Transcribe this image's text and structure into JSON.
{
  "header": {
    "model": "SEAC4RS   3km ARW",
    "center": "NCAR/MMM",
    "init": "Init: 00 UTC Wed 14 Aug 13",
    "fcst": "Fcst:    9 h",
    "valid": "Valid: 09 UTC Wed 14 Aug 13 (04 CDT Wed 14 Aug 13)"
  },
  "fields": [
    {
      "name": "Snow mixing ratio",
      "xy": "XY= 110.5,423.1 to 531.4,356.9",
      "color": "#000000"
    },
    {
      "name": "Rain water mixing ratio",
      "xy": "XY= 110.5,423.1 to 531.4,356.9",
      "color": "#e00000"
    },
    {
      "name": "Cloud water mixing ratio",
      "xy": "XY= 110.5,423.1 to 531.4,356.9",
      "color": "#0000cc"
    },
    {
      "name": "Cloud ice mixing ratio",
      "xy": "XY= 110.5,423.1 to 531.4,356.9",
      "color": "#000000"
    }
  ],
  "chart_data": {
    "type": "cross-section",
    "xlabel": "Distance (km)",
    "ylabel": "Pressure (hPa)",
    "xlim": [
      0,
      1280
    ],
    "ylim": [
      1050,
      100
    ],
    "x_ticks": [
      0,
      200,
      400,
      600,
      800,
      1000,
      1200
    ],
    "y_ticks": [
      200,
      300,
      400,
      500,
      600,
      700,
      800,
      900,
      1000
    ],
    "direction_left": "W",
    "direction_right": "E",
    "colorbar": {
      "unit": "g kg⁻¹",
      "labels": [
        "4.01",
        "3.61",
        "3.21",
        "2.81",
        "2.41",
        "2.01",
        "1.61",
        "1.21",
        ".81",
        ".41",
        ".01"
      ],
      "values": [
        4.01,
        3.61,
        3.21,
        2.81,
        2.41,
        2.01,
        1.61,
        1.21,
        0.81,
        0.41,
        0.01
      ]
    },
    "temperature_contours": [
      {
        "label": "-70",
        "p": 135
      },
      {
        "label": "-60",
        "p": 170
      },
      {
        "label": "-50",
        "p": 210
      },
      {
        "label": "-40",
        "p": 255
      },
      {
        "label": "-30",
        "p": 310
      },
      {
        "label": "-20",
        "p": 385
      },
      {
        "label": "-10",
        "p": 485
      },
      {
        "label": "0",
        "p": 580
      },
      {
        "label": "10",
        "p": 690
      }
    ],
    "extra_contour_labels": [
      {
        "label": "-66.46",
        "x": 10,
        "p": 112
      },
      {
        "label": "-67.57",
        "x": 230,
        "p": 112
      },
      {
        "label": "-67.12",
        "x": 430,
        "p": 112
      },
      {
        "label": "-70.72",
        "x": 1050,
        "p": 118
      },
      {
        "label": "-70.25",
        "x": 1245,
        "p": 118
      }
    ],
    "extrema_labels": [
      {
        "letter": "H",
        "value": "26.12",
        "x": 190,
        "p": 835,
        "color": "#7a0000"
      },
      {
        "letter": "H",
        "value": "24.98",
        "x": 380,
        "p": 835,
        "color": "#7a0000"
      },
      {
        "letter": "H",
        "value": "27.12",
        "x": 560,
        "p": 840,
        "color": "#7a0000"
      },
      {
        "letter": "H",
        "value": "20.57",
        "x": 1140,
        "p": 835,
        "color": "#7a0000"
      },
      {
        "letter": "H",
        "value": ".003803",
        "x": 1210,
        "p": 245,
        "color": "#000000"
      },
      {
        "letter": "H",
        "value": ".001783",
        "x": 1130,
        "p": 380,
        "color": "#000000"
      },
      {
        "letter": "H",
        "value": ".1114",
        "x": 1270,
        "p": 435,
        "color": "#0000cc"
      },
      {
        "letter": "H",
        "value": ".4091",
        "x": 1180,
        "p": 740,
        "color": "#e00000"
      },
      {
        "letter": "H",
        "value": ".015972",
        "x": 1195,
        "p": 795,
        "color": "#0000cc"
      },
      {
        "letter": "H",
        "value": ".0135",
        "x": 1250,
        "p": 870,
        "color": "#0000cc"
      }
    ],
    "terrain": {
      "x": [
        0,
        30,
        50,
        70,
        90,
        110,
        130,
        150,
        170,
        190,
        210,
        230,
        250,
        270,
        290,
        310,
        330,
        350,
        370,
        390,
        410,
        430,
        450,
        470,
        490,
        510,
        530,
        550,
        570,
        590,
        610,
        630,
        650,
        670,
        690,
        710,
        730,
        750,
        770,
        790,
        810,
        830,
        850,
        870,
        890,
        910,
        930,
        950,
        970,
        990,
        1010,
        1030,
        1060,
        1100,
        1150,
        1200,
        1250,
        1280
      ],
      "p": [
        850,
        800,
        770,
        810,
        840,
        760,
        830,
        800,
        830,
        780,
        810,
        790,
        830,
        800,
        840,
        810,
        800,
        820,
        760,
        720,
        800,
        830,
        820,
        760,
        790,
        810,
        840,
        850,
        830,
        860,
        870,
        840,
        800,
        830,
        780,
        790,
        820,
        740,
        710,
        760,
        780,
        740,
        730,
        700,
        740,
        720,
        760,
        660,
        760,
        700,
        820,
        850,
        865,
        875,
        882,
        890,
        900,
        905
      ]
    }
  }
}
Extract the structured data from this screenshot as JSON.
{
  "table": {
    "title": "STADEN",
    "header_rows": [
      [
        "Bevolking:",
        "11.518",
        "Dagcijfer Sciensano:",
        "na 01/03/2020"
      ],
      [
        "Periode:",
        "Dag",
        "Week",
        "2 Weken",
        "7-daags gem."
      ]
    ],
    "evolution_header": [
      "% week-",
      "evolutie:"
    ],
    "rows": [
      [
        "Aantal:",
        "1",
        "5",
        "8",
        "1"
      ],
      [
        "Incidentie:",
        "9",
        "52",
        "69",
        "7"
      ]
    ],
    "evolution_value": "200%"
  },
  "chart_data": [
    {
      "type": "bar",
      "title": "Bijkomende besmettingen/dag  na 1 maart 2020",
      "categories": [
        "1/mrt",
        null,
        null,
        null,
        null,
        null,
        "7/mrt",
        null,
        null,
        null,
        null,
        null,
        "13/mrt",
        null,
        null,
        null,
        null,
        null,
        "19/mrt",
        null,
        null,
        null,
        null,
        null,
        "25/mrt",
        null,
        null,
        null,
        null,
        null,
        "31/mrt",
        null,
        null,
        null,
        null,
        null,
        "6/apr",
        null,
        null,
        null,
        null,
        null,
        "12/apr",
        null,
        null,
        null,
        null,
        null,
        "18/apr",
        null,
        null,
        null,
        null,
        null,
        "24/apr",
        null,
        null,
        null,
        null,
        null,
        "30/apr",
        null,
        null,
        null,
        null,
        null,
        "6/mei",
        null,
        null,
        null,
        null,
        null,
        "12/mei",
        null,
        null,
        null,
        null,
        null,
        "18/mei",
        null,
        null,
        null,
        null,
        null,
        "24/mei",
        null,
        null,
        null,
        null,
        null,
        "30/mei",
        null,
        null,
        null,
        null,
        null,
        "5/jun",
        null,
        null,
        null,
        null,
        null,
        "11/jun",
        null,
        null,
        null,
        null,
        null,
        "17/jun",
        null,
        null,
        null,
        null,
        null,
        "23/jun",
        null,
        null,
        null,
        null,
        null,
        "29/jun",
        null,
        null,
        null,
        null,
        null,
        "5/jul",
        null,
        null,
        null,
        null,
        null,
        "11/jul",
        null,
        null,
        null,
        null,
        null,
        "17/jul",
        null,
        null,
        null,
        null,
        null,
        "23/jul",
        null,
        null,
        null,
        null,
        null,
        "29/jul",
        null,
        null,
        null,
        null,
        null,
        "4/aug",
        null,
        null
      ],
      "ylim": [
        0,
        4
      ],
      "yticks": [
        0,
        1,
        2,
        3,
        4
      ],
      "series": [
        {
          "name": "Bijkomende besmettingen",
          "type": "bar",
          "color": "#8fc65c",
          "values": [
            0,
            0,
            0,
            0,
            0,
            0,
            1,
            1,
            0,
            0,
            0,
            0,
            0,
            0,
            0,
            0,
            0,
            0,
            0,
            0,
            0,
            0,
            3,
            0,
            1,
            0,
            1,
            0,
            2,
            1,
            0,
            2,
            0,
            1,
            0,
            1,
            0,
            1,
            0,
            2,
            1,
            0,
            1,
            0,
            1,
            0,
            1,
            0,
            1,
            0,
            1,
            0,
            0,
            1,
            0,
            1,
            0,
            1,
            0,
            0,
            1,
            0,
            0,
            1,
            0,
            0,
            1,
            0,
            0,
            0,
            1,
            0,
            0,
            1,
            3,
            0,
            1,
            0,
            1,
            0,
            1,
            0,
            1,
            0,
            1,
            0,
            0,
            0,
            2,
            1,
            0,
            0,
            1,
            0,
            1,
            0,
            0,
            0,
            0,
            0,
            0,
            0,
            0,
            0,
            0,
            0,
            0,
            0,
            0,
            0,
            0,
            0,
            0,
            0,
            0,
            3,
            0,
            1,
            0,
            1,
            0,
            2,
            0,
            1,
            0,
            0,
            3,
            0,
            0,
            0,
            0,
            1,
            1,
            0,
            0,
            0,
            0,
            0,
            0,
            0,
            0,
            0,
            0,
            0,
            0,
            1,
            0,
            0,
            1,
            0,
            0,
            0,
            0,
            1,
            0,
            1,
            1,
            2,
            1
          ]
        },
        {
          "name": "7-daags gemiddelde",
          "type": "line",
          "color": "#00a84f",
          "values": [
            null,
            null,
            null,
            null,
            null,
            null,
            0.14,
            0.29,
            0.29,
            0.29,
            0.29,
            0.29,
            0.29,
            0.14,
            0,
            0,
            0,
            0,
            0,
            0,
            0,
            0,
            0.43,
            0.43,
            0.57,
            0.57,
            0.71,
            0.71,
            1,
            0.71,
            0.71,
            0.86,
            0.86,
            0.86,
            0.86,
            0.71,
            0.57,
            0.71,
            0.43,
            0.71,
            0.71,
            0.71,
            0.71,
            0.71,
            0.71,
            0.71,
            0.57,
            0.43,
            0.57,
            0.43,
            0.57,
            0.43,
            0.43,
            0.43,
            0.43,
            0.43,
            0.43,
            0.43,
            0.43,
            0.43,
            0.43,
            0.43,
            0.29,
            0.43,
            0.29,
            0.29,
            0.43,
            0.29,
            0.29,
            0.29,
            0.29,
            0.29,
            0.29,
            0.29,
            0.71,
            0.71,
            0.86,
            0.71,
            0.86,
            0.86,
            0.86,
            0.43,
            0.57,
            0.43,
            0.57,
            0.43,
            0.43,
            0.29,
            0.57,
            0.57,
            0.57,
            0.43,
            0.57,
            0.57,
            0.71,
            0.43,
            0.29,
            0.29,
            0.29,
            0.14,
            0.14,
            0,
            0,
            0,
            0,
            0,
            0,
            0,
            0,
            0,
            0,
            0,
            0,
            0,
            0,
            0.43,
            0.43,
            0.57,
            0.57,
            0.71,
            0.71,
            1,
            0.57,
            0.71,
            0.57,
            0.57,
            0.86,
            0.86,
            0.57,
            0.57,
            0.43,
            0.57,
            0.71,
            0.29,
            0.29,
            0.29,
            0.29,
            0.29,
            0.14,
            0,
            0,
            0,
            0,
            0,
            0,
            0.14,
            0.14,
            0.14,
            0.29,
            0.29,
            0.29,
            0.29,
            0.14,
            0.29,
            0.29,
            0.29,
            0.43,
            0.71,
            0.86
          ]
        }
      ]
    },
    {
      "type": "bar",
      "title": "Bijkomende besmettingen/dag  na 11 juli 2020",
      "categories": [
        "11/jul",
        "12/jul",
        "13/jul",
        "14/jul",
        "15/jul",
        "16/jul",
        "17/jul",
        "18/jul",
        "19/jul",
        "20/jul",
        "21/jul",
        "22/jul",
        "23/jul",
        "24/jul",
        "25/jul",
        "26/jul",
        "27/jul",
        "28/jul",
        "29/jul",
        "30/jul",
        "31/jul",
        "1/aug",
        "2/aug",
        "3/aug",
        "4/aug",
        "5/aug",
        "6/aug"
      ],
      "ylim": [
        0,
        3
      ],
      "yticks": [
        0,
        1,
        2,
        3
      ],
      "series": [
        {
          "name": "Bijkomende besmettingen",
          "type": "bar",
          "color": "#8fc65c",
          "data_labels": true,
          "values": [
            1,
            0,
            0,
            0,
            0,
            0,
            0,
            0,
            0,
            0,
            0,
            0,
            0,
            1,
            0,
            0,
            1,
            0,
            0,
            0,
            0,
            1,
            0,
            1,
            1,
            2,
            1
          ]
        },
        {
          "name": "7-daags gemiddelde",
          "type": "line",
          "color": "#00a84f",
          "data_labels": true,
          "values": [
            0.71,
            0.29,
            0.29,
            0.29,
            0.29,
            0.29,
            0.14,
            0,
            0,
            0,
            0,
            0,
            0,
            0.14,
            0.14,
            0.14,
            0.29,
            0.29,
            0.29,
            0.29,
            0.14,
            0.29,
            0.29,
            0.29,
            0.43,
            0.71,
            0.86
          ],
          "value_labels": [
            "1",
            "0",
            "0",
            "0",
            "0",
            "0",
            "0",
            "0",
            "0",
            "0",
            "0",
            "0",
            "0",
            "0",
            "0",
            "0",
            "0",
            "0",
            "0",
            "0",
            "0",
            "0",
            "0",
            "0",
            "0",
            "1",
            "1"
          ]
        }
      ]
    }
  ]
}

_____

# Directive
Going through the data, tally the lines containing "ratio" and report only the result.

# Result of the task
4